• Exercise directions: Each record needs to be echoed exactly; can you do that?

^^^^^^^^

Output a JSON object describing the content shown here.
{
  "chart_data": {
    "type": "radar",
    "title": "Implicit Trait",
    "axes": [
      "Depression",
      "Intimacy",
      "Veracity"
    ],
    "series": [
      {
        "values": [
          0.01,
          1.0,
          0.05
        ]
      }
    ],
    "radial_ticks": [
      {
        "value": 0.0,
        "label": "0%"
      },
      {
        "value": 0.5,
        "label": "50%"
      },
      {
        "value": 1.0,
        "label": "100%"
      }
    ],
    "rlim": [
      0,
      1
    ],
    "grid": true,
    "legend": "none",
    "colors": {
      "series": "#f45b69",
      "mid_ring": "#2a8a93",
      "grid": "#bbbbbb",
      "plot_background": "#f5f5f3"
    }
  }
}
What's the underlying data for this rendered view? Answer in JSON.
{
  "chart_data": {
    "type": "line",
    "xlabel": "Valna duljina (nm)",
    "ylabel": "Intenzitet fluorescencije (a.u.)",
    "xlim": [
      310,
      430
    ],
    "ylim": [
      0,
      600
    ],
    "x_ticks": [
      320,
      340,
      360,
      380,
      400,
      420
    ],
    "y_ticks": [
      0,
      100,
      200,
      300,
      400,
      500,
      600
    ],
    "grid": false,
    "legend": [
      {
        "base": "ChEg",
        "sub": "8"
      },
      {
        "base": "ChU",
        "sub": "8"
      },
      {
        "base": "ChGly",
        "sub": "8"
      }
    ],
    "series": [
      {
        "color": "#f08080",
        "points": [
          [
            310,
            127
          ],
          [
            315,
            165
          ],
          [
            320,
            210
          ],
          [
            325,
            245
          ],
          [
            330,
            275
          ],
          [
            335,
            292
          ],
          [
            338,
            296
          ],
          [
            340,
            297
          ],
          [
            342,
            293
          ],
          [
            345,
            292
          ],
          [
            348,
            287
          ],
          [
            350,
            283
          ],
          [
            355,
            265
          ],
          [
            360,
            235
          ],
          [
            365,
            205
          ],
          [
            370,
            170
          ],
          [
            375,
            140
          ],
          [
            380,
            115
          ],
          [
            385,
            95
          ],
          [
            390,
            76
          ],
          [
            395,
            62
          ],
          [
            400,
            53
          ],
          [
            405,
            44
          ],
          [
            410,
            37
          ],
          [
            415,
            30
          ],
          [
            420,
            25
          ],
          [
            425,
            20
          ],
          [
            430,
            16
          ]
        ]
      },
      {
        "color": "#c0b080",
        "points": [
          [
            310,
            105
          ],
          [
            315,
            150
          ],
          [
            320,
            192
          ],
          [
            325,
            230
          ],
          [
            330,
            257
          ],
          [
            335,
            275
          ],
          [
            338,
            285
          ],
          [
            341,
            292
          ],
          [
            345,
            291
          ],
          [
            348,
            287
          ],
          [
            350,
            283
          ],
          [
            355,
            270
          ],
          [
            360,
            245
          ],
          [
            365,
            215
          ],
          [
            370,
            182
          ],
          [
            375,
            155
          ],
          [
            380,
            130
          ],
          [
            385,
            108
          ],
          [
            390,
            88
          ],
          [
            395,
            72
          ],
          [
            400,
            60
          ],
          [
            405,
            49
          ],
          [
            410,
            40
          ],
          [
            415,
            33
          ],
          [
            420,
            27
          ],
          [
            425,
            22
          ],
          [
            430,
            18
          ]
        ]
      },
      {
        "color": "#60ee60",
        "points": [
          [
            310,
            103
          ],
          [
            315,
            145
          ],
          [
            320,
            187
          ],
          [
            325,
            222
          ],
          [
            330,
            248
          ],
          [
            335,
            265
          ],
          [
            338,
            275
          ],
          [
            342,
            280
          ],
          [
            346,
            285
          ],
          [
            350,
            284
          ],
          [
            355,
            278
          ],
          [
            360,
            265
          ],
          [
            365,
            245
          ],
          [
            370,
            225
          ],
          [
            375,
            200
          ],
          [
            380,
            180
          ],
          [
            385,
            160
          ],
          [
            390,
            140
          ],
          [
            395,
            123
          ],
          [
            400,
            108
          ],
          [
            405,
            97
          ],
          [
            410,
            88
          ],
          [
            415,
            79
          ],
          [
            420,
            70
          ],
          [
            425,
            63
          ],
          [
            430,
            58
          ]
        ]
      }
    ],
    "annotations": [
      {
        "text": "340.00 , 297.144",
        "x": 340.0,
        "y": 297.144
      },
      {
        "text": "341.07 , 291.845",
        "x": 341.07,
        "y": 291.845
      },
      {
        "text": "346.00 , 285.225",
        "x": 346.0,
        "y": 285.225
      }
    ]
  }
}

^^^^^^^^

• Answer for this exercise:
Output a JSON object describing the content shown here.
{
  "chart_data": {
    "type": "radar",
    "title": "Implicit Trait",
    "axes": [
      "Depression",
      "Intimacy",
      "Veracity"
    ],
    "series": [
      {
        "values": [
          0.01,
          1.0,
          0.05
        ]
      }
    ],
    "radial_ticks": [
      {
        "value": 0.0,
        "label": "0%"
      },
      {
        "value": 0.5,
        "label": "50%"
      },
      {
        "value": 1.0,
        "label": "100%"
      }
    ],
    "rlim": [
      0,
      1
    ],
    "grid": true,
    "legend": "none",
    "colors": {
      "series": "#f45b69",
      "mid_ring": "#2a8a93",
      "grid": "#bbbbbb",
      "plot_background": "#f5f5f3"
    }
  }
}
What's the underlying data for this rendered view? Answer in JSON.
{
  "chart_data": {
    "type": "line",
    "xlabel": "Valna duljina (nm)",
    "ylabel": "Intenzitet fluorescencije (a.u.)",
    "xlim": [
      310,
      430
    ],
    "ylim": [
      0,
      600
    ],
    "x_ticks": [
      320,
      340,
      360,
      380,
      400,
      420
    ],
    "y_ticks": [
      0,
      100,
      200,
      300,
      400,
      500,
      600
    ],
    "grid": false,
    "legend": [
      {
        "base": "ChEg",
        "sub": "8"
      },
      {
        "base": "ChU",
        "sub": "8"
      },
      {
        "base": "ChGly",
        "sub": "8"
      }
    ],
    "series": [
      {
        "color": "#f08080",
        "points": [
          [
            310,
            127
          ],
          [
            315,
            165
          ],
          [
            320,
            210
          ],
          [
            325,
            245
          ],
          [
            330,
            275
          ],
          [
            335,
            292
          ],
          [
            338,
            296
          ],
          [
            340,
            297
          ],
          [
            342,
            293
          ],
          [
            345,
            292
          ],
          [
            348,
            287
          ],
          [
            350,
            283
          ],
          [
            355,
            265
          ],
          [
            360,
            235
          ],
          [
            365,
            205
          ],
          [
            370,
            170
          ],
          [
            375,
            140
          ],
          [
            380,
            115
          ],
          [
            385,
            95
          ],
          [
            390,
            76
          ],
          [
            395,
            62
          ],
          [
            400,
            53
          ],
          [
            405,
            44
          ],
          [
            410,
            37
          ],
          [
            415,
            30
          ],
          [
            420,
            25
          ],
          [
            425,
            20
          ],
          [
            430,
            16
          ]
        ]
      },
      {
        "color": "#c0b080",
        "points": [
          [
            310,
            105
          ],
          [
            315,
            150
          ],
          [
            320,
            192
          ],
          [
            325,
            230
          ],
          [
            330,
            257
          ],
          [
            335,
            275
          ],
          [
            338,
            285
          ],
          [
            341,
            292
          ],
          [
            345,
            291
          ],
          [
            348,
            287
          ],
          [
            350,
            283
          ],
          [
            355,
            270
          ],
          [
            360,
            245
          ],
          [
            365,
            215
          ],
          [
            370,
            182
          ],
          [
            375,
            155
          ],
          [
            380,
            130
          ],
          [
            385,
            108
          ],
          [
            390,
            88
          ],
          [
            395,
            72
          ],
          [
            400,
            60
          ],
          [
            405,
            49
          ],
          [
            410,
            40
          ],
          [
            415,
            33
          ],
          [
            420,
            27
          ],
          [
            425,
            22
          ],
          [
            430,
            18
          ]
        ]
      },
      {
        "color": "#60ee60",
        "points": [
          [
            310,
            103
          ],
          [
            315,
            145
          ],
          [
            320,
            187
          ],
          [
            325,
            222
          ],
          [
            330,
            248
          ],
          [
            335,
            265
          ],
          [
            338,
            275
          ],
          [
            342,
            280
          ],
          [
            346,
            285
          ],
          [
            350,
            284
          ],
          [
            355,
            278
          ],
          [
            360,
            265
          ],
          [
            365,
            245
          ],
          [
            370,
            225
          ],
          [
            375,
            200
          ],
          [
            380,
            180
          ],
          [
            385,
            160
          ],
          [
            390,
            140
          ],
          [
            395,
            123
          ],
          [
            400,
            108
          ],
          [
            405,
            97
          ],
          [
            410,
            88
          ],
          [
            415,
            79
          ],
          [
            420,
            70
          ],
          [
            425,
            63
          ],
          [
            430,
            58
          ]
        ]
      }
    ],
    "annotations": [
      {
        "text": "340.00 , 297.144",
        "x": 340.0,
        "y": 297.144
      },
      {
        "text": "341.07 , 291.845",
        "x": 341.07,
        "y": 291.845
      },
      {
        "text": "346.00 , 285.225",
        "x": 346.0,
        "y": 285.225
      }
    ]
  }
}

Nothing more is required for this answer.